=== Task goal ===
Write the lines of the data between the line holding "88, 862, 1110]" and the line holding "825, 862, 849]", inclusive, as a JSON list of strings with one string per line. Leave out blank lines.
━━━━━ Dataset entries ━━━━━
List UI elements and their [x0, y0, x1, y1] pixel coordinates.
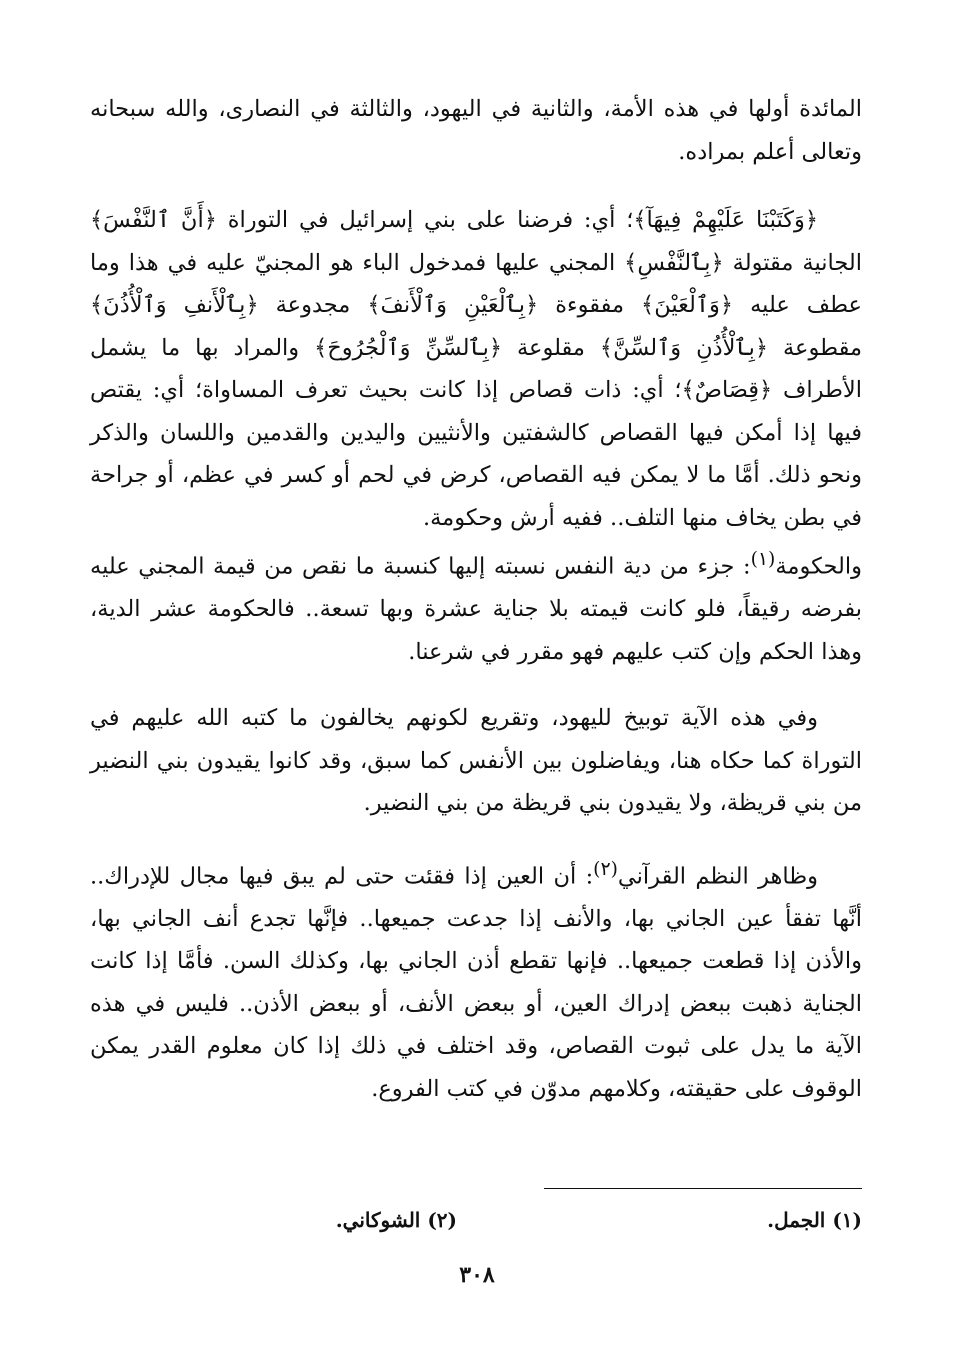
main-text	[90, 88, 862, 1110]
paragraph-gap	[90, 173, 862, 199]
paragraph-3-body: : جزء من دية النفس نسبته إليها كنسبة ما نقص من قيمة المجني عليه بفرضه رقيقاً، فلو كانت قيمته بلا جناية عشرة وبها تسعة.. فالحكومة عشر الدية، وهذا الحكم وإن كتب عليهم فهو مقرر في شرعنا.	[90, 553, 862, 665]
footnote-2-text: الشوكاني.	[335, 1208, 421, 1232]
footnote-reference-2: (٢)	[593, 858, 618, 880]
footnote-separator	[544, 1188, 862, 1189]
paragraph-5-lead: وظاهر النظم القرآني	[617, 863, 818, 889]
footnote-1	[767, 1204, 862, 1236]
paragraph-1: المائدة أولها في هذه الأمة، والثانية في اليهود، والثالثة في النصارى، والله سبحانه وتعالى أعلم بمراده.	[90, 96, 862, 165]
paragraph-2-verse-commentary: ﴿وَكَتَبْنَا عَلَيْهِمْ فِيهَآ﴾؛ أي: فرضنا على بني إسرائيل في التوراة ﴿أَنَّ ٱلنَّفْسَ﴾ الجانية مقتولة ﴿بِٱلنَّفْسِ﴾ المجني عليها فمدخول الباء هو المجنيّ عليه في هذا وما عطف عليه ﴿وَٱلْعَيْنَ﴾ مفقوءة ﴿بِٱلْعَيْنِ وَٱلْأَنفَ﴾ مجدوعة ﴿بِٱلْأَنفِ وَٱلْأُذُنَ﴾ مقطوعة ﴿بِٱلْأُذُنِ وَٱلسِّنَّ﴾ مقلوعة ﴿بِٱلسِّنِّ وَٱلْجُرُوحَ﴾ والمراد بها ما يشمل الأطراف ﴿قِصَاصٌ﴾؛ أي: ذات قصاص إذا كانت بحيث تعرف المساواة؛ أي: يقتص فيها إذا أمكن فيها القصاص كالشفتين والأنثيين واليدين والقدمين واللسان والذكر ونحو ذلك. أمَّا ما لا يمكن فيه القصاص، كرض في لحم أو كسر في عظم، أو جراحة في بطن يخاف منها التلف.. ففيه أرش وحكومة.	[90, 207, 862, 531]
paragraph-gap	[90, 825, 862, 849]
paragraph-5	[90, 849, 862, 1111]
paragraph-3-hukuma	[90, 539, 862, 673]
paragraph-4: وفي هذه الآية توبيخ لليهود، وتقريع لكونهم يخالفون ما كتبه الله عليهم في التوراة كما حكاه هنا، ويفاضلون بين الأنفس كما سبق، وقد كانوا يقيدون بني النضير من بني قريظة، ولا يقيدون بني قريظة من بني النضير.	[90, 705, 862, 816]
paragraph-5-body: : أن العين إذا فقئت حتى لم يبق فيها مجال للإدراك.. أنَّها تفقأ عين الجاني بها، والأنف إذا جدعت جميعها.. فإنَّها تجدع أنف الجاني بها، والأذن إذا قطعت جميعها.. فإنها تقطع أذن الجاني بها، وكذلك السن. فأمَّا إذا كانت الجناية ذهبت ببعض إدراك العين، أو ببعض الأنف، أو ببعض الأذن.. فليس في هذه الآية ما يدل على ثبوت القصاص، وقد اختلف في ذلك إذا كان معلوم القدر يمكن الوقوف على حقيقته، وكلامهم مدوّن في كتب الفروع.	[90, 863, 862, 1102]
paragraph-3-lead: والحكومة	[775, 553, 862, 580]
footnote-1-marker: (١)	[832, 1208, 862, 1232]
footnote-2-marker: (٢)	[427, 1208, 457, 1232]
footnote-2	[336, 1204, 457, 1236]
footnote-reference-1: (١)	[750, 549, 776, 570]
footnote-1-text: الجمل.	[767, 1208, 826, 1232]
paragraph-gap	[90, 673, 862, 697]
page-number: ٣٠٨	[459, 1262, 495, 1288]
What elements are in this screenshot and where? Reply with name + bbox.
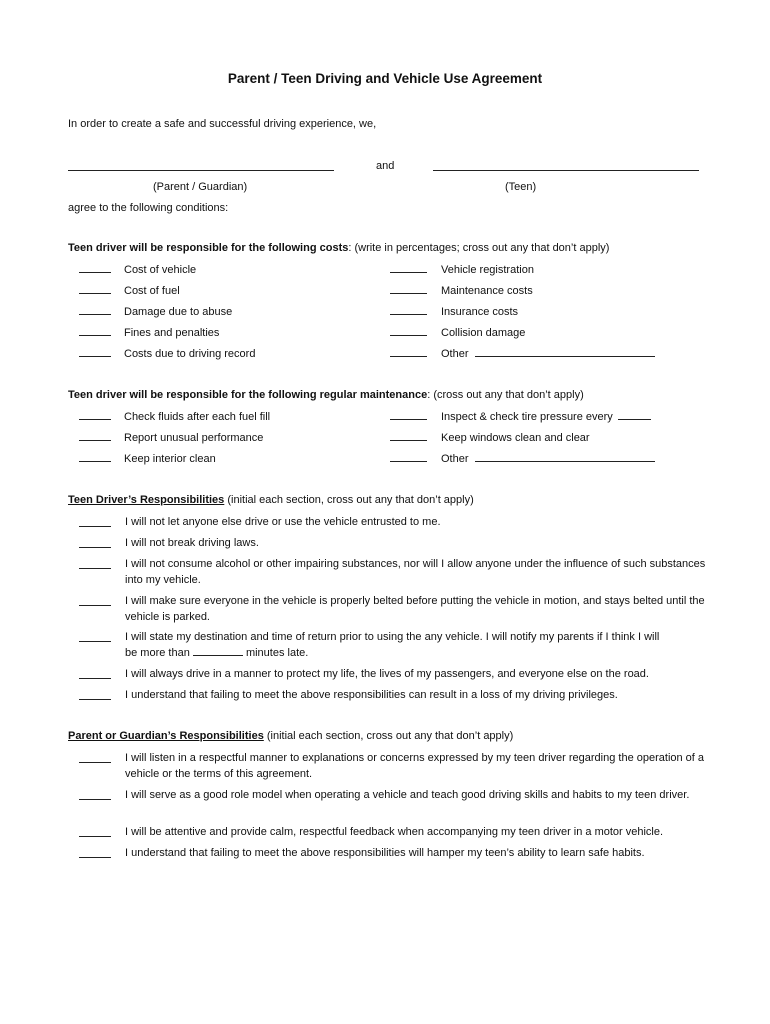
teen-responsibilities-heading: Teen Driver’s Responsibilities (initial each section, cross out any that don’t apply)	[68, 494, 474, 506]
costs-heading: Teen driver will be responsible for the following costs: (write in percentages; cross out any that don’t apply)	[68, 242, 610, 254]
cost-row[interactable]: Maintenance costs	[390, 285, 533, 297]
maintenance-row[interactable]: Keep windows clean and clear	[390, 432, 590, 444]
other-maintenance-line	[475, 461, 655, 462]
maintenance-heading: Teen driver will be responsible for the following regular maintenance: (cross out any that don’t apply)	[68, 389, 584, 401]
cost-row[interactable]: Other	[390, 348, 655, 360]
maintenance-row[interactable]: Report unusual performance	[79, 432, 263, 444]
maintenance-row[interactable]: Inspect & check tire pressure every	[390, 411, 651, 423]
and-text: and	[376, 160, 395, 172]
parent-responsibilities-heading: Parent or Guardian’s Responsibilities (initial each section, cross out any that don’t apply)	[68, 730, 514, 742]
cost-row[interactable]: Cost of vehicle	[79, 264, 196, 276]
parent-guardian-label: (Parent / Guardian)	[153, 181, 248, 193]
teen-label: (Teen)	[505, 181, 537, 193]
minutes-late-line	[193, 655, 243, 656]
maintenance-row[interactable]: Check fluids after each fuel fill	[79, 411, 270, 423]
other-cost-line	[475, 356, 655, 357]
agree-text: agree to the following conditions:	[68, 202, 229, 214]
cost-row[interactable]: Costs due to driving record	[79, 348, 255, 360]
teen-signature-line[interactable]	[433, 170, 699, 171]
agreement-page: Parent / Teen Driving and Vehicle Use Agreement In order to create a safe and successful driving experience, we, and (Parent / Guardian) (Teen) agree to the following conditions: Teen driver will be responsible for the following costs: (write in percentages; cross out any that don’t apply) Cost of vehicle Vehicle registration Cost of fuel Maintenance costs Damage due to abuse Insurance costs Fines and penalties Collision damage Costs due to driving record Other Teen driver will be responsible for the following regular maintenance: (cross out any that don’t apply) Check fluids after each fuel fill Inspect & check tire pressure every Report unusual performance Keep windows clean and clear Keep interior clean Other Teen Driver’s Responsibilities (initial each section, cross out any that don’t apply) I will not let anyone else drive or use the vehicle entrusted to me. I will not break driving laws. I will not consume alcohol or other impairing substances, nor will I allow anyone under the influence of such substances into my vehicle. I will make sure everyone in the vehicle is properly belted before putting the vehicle in motion, and stays belted until the vehicle is parked. I will state my destination and time of return prior to using the any vehicle. I will notify my parents if I think I will be more than minutes late. I will always drive in a manner to protect my life, the lives of my passengers, and everyone else on the road. I understand that failing to meet the above responsibilities can result in a loss of my driving privileges. Parent or Guardian’s Responsibilities (initial each section, cross out any that don’t apply) I will listen in a respectful manner to explanations or concerns expressed by my teen driver regarding the operation of a vehicle or the terms of this agreement. I will serve as a good role model when operating a vehicle and teach good driving skills and habits to my teen driver. I will be attentive and provide calm, respectful feedback when accompanying my teen driver in a motor vehicle. I understand that failing to meet the above responsibilities will hamper my teen’s ability to learn safe habits.	[0, 0, 770, 1024]
cost-row[interactable]: Damage due to abuse	[79, 306, 232, 318]
cost-row[interactable]: Vehicle registration	[390, 264, 534, 276]
tire-interval-line	[618, 419, 651, 420]
cost-row[interactable]: Cost of fuel	[79, 285, 180, 297]
intro-text: In order to create a safe and successful driving experience, we,	[68, 118, 377, 130]
page-title: Parent / Teen Driving and Vehicle Use Agreement	[227, 71, 543, 86]
maintenance-row[interactable]: Keep interior clean	[79, 453, 216, 465]
cost-row[interactable]: Insurance costs	[390, 306, 518, 318]
cost-row[interactable]: Collision damage	[390, 327, 525, 339]
parent-signature-line[interactable]	[68, 170, 334, 171]
cost-row[interactable]: Fines and penalties	[79, 327, 219, 339]
maintenance-row[interactable]: Other	[390, 453, 655, 465]
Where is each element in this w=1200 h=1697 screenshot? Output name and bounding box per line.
━━━━━
=== The reply ===
[
  "main-text\t[90, 88, 862, 1110]",
  "paragraph-gap\t[90, 173, 862, 199]",
  "paragraph-3-body: : جزء من دية النفس نسبته إليها كنسبة ما نقص من قيمة المجني عليه بفرضه رقيقاً، فلو كانت قيمته بلا جناية عشرة وبها تسعة.. فالحكومة عشر الدية، وهذا الحكم وإن كتب عليهم فهو مقرر في شرعنا.\t[90, 553, 862, 665]",
  "footnote-2-text: الشوكاني.\t[335, 1208, 421, 1232]",
  "footnote-reference-2: (٢)\t[593, 858, 618, 880]",
  "footnote-separator\t[544, 1188, 862, 1189]",
  "paragraph-5-lead: وظاهر النظم القرآني\t[617, 863, 818, 889]",
  "footnote-1\t[767, 1204, 862, 1236]",
  "paragraph-1: المائدة أولها في هذه الأمة، والثانية في اليهود، والثالثة في النصارى، والله سبحانه وتعالى أعلم بمراده.\t[90, 96, 862, 165]",
  "paragraph-2-verse-commentary: ﴿وَكَتَبْنَا عَلَيْهِمْ فِيهَآ﴾؛ أي: فرضنا على بني إسرائيل في التوراة ﴿أَنَّ ٱلنَّفْسَ﴾ الجانية مقتولة ﴿بِٱلنَّفْسِ﴾ المجني عليها فمدخول الباء هو المجنيّ عليه في هذا وما عطف عليه ﴿وَٱلْعَيْنَ﴾ مفقوءة ﴿بِٱلْعَيْنِ وَٱلْأَنفَ﴾ مجدوعة ﴿بِٱلْأَنفِ وَٱلْأُذُنَ﴾ مقطوعة ﴿بِٱلْأُذُنِ وَٱلسِّنَّ﴾ مقلوعة ﴿بِٱلسِّنِّ وَٱلْجُرُوحَ﴾ والمراد بها ما يشمل الأطراف ﴿قِصَاصٌ﴾؛ أي: ذات قصاص إذا كانت بحيث تعرف المساواة؛ أي: يقتص فيها إذا أمكن فيها القصاص كالشفتين والأنثيين واليدين والقدمين واللسان والذكر ونحو ذلك. أمَّا ما لا يمكن فيه القصاص، كرض في لحم أو كسر في عظم، أو جراحة في بطن يخاف منها التلف.. ففيه أرش وحكومة.\t[90, 207, 862, 531]",
  "paragraph-gap\t[90, 825, 862, 849]"
]